#### [Exercise]
Gather all lines in the entries that include the word "this".

#### [Rows]
_ _ _ _ _ _ _

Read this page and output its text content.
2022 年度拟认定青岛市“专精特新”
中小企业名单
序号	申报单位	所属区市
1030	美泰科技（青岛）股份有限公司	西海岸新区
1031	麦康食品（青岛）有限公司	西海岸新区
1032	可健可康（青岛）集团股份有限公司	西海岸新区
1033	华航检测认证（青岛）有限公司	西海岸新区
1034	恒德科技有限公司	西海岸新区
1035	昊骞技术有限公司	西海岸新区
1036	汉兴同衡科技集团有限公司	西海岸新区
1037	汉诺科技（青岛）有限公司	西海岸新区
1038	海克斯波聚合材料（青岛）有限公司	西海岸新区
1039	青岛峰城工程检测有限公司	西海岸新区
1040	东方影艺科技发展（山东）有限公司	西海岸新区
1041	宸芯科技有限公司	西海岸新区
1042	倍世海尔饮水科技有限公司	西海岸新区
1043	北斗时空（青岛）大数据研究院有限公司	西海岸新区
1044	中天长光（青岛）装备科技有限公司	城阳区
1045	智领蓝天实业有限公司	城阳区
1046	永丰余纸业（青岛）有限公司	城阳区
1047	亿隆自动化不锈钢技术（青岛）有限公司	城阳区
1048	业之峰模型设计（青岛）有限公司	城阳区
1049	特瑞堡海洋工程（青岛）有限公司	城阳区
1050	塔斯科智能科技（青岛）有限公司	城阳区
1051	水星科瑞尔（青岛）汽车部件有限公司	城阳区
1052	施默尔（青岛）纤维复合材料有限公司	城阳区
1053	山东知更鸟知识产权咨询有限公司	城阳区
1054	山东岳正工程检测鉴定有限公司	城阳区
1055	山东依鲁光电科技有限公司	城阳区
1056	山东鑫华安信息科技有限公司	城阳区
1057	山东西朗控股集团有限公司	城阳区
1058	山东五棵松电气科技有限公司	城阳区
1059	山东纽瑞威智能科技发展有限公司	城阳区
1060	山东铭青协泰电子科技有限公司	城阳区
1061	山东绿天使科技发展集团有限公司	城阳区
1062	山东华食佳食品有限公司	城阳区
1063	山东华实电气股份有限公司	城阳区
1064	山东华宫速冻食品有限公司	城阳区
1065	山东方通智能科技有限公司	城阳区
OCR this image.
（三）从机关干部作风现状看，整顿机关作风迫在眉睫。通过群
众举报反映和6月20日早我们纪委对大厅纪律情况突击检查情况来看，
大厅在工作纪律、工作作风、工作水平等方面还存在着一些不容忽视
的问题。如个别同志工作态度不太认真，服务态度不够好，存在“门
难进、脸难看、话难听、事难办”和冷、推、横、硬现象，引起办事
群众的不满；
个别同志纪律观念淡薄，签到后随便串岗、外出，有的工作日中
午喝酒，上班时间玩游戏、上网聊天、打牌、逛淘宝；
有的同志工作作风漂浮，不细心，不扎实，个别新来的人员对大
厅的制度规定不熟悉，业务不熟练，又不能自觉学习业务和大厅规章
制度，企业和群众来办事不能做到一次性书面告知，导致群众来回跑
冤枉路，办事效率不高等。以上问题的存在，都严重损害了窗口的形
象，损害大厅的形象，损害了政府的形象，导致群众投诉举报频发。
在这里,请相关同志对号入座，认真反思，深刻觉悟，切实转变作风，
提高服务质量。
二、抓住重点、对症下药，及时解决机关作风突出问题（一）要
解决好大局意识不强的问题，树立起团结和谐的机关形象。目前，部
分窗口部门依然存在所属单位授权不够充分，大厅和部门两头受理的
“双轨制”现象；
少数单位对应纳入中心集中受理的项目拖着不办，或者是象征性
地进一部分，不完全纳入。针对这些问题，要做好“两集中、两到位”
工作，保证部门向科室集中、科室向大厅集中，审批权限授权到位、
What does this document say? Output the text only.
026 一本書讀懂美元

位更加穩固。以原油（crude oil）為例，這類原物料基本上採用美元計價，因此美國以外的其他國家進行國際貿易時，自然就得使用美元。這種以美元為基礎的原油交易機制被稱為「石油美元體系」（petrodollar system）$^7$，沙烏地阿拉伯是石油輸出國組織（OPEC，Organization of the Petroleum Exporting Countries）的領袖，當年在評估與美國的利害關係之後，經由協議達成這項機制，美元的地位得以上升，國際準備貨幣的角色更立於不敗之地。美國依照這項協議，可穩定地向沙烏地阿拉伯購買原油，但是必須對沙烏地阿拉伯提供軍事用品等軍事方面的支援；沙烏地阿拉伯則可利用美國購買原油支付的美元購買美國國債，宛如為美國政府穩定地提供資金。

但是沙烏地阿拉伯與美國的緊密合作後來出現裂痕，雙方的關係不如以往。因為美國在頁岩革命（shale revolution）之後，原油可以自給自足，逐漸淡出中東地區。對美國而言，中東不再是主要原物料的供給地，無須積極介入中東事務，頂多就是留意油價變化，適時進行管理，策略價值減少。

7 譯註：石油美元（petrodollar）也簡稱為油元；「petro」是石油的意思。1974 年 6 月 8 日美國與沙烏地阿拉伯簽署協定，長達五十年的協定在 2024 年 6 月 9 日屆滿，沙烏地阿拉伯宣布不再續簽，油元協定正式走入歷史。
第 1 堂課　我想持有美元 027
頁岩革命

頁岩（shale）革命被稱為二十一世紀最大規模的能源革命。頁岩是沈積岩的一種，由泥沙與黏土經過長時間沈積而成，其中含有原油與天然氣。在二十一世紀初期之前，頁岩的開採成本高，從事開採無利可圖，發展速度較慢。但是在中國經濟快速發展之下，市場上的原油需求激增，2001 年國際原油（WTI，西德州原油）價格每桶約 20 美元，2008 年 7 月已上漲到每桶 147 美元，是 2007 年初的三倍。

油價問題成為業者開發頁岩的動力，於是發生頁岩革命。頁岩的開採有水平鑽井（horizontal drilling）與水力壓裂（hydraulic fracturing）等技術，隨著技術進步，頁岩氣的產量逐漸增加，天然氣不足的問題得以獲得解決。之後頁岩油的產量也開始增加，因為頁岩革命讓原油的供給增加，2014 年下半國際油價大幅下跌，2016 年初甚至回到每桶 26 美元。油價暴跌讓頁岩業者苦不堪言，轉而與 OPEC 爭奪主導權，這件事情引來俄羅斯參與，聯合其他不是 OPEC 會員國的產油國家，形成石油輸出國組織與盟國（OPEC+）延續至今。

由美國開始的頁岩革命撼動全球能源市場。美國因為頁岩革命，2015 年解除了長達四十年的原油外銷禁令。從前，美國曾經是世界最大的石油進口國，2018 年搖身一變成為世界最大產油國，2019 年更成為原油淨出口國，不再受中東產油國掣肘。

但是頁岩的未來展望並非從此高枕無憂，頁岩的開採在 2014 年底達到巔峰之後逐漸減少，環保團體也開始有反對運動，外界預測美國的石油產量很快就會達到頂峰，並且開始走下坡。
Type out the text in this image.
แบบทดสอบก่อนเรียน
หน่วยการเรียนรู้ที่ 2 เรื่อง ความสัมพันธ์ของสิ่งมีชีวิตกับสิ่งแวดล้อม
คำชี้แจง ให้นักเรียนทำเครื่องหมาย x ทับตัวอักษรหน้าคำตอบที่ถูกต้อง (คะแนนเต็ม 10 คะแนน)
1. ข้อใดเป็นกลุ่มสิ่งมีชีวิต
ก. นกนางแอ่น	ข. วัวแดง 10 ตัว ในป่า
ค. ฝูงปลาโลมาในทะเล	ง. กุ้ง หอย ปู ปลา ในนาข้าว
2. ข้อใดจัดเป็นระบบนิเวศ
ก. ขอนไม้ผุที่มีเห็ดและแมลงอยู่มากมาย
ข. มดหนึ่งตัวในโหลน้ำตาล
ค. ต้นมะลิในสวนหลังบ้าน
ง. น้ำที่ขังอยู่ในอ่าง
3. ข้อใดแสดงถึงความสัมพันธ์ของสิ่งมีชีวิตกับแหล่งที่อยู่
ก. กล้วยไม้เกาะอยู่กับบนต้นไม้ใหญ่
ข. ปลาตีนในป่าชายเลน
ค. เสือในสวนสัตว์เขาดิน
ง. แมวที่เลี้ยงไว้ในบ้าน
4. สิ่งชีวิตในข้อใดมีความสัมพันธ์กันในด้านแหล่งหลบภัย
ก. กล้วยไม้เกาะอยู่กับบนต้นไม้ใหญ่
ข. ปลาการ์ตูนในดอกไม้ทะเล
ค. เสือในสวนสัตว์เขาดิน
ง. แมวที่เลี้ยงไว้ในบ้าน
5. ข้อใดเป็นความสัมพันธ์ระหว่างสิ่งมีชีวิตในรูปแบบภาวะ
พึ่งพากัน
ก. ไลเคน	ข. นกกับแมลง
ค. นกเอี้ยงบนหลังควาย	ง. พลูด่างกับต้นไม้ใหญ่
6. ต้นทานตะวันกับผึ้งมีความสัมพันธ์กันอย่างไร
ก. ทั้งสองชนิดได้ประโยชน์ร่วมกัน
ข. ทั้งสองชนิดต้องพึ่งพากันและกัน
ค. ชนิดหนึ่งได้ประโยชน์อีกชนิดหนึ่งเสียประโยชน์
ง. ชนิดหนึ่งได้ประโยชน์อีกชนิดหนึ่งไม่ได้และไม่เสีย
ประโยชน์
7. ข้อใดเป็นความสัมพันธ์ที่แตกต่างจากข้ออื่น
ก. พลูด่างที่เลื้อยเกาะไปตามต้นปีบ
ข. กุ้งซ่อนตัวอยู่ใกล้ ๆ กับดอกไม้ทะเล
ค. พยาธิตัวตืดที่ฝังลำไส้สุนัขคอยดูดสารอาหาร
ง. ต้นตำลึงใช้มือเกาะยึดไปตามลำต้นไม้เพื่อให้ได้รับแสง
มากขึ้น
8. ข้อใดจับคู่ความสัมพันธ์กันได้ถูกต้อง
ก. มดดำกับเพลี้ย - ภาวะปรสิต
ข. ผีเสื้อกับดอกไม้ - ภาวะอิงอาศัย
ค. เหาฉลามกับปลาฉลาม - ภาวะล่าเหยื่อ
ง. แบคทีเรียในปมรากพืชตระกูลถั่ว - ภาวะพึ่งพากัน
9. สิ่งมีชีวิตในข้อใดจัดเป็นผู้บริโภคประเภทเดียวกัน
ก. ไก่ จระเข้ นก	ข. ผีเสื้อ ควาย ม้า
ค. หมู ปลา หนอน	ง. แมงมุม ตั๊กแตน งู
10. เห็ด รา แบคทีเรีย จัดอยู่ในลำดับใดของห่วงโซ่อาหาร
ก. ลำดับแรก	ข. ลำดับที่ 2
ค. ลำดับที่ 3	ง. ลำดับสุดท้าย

_ _ _ _ _ _ _

#### [Response below]
Read this page and output its text content.
OCR this image.
What does this document say? Output the text only.
Type out the text in this image.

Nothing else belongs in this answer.